## PASSAGE SHOWN
Thursday, August 21, 2008

The Things I Do That Make Me Feel Like an Idiot American v2

In which I can't believe (nor take back the fact) that this was the first news story I chose to read today.

Sunday, August 03, 2008

My Night Getting Drunk With El Paso County Sheriff's Deputy Recruits (Or A Community Service Opportunity I Never Knew Existed)

So around noon time on Saturday Wilson came home and told me he needed to go to the Law Enforcement Annex to get drunk.

Verbally, I was like - "Cool."

Mentally, I was like - "WTF?"

My mental state soon caught up with my verbal state - "What the fuck?!"

So it turns out, when police academy cadets get to the portion of their course that involves sobriety tests, the El Paso County Sheriff's department prefers their cadets to experience the real thing (without the driving part). The county looks for volunteers to hang out for 5 hours, drink, socialize, eat, watch movies, play cards and OH YEAH - GET DRUNK! Our group is comprised of myself, Wilson (who was the control subject/my designated driver so he didn't drink alcohol), three friends of the cadets and one mother of the cadets. Awesome. "Hey mom, will you come get drunk for me?"

Of course, it's a controlled environment - first you sign a waiver. "Yes, I know I will be consuming alcohol." "Yes, I know I will be performing various tasks while intoxicated." "No, I will not drive." "No, I will not hit on the cadets..." Well, I added that last one because well, it's me, for one, and it's alcohol, for two and Wilson is there, for three.

Second you get weighed. This is where I take the opportunity to fall off the scale. Yes, I put one foot on the scale too close to the edge, it tipped up, I stumbled off. I didn't end up on the floor, but it did result in me saying, "No officer, I have not had anything to drink tonight." Your weight will determine how much you will consume that night, so I'm either in big trouble or I'm going to have a boring night.

Part #3 then involves you blowing into a BAC machine. This is where I redeem myself! I can prove there is no alcohol in my system! Until I try and open my "party favor" (AKA a plastic mouth piece to blow in the machine) and it flies across the room!

No officer, I have not had anything to drink tonight. I blow a .000! Redemption!! Except now everyone is just looking at me like I'm a biiiiiig Re-Re.

Next comes the part where we get to drink!

"What will you have sir?"

"Well, you're the most polite bartender I've ever encountered."

[Internal monologue: Quit hitting on the officers!]

So I choose to drink Jim Beam and Coke. My other options were Sprite, Orange Juice, Water and on the alcohol side we had Vodka, Whiskey, Rum and Tequila. I was really hoping someone would go for tequila. Maybe someone would puke! But no, everyone punked out.

## DATA
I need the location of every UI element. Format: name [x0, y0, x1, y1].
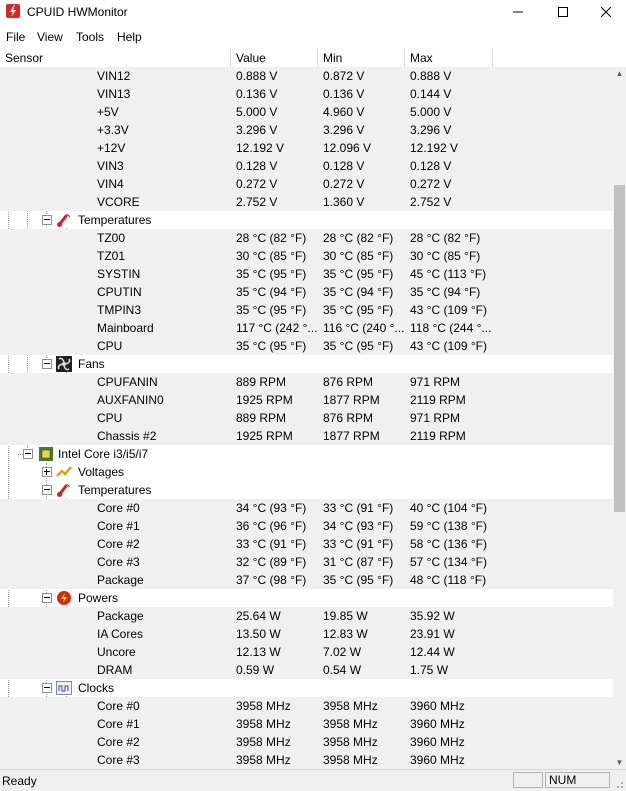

## COMPLETE THE FOLLOWING
- a) In the blog post about the night drinking with El Paso County Sheriff's Deputy recruits, how many hours does the county ask volunteers to hang out?
- b) Pick up the blog post about drinking with El Paso County Sheriff's Deputy recruits from where it stops, keeping its voice.

## TASK-BY-TASK ANSWERS
- a) Five hours.

- b)
So I get my drink and proceed to trip over my own shoe. I don't fall, but again - No officer, I only have a drink in my hand, I have not had anything to drink.

So the rules are: 2 drinks in 1 hour. Then we get to have some munchies and then we have 2 more drinks in 45 minutes. Our time begins - start drinking!

Drink.
Drink.
Drink.

I immediately begin walking better. What does this say about me?

I also broke the seal waaaay too early.

We take a BAC reading again after two drinks, then again after 4. After the 4th drink they take us out to the hallway where a series of cadets will perform their sobriety tests.

Sir please follow my finger with your eyes and your eyes only.

Sir, your eyes only.

Sir, don't move your head.

Sir, keep your head still.

OK, moving on. Sir please place your the heel of your right foot in front of the toe of your left foot. You're going to walk a straight line for nine steps, turn around and walk nine back. Please keep your hands at your side at all times. Do you understand?

Nine steps, yes!
One.
Two.
Three.
Four.
Five.
Six.
Seven.
Eight.
Nine.

Yes! I did it. Oh, I was supposed to keep my hands at my side? Hrmph.

OK, sir, next you will be lifting one foot off the ground about six inches. Keeping your foot parallel to the ground count in this fashion, "One-one thousand, two-one thousand, three-one thousand, and so-on." Please keep your hands at your side at al times. Do you understand?

Six inches, yes!
One.
Two.
Three.
Four...Sir, your arms.
Five...

Yeah, sir, you're arrested.

We proceed to repeat the exercises three more times with different cadets, each time I fail worse than before!

After that learning experience we go into the classroom with the cadets assess whether or not they would arrest us, we learn our BACs and the cadets get a good laugh because, come on, we're still drunky drunks making jokes in the back of the classroom.

Turns out my highest BAC was a .062 and while that is below the legal limit for intoxication in Texas, I still would have been arrested because (surprise, surprise) I like to flail my arms about while performing simple movement tasks.

Overall, it was a positive learning experience. The cadets got to practice their field sobriety tests in a close to real life experience (it's actually quite challenging to administer these tests to someone who is more interested in how shiny someone's boots are), they learned more about body weight and alcohol consumption and HELLO - I got free drinks and doritos.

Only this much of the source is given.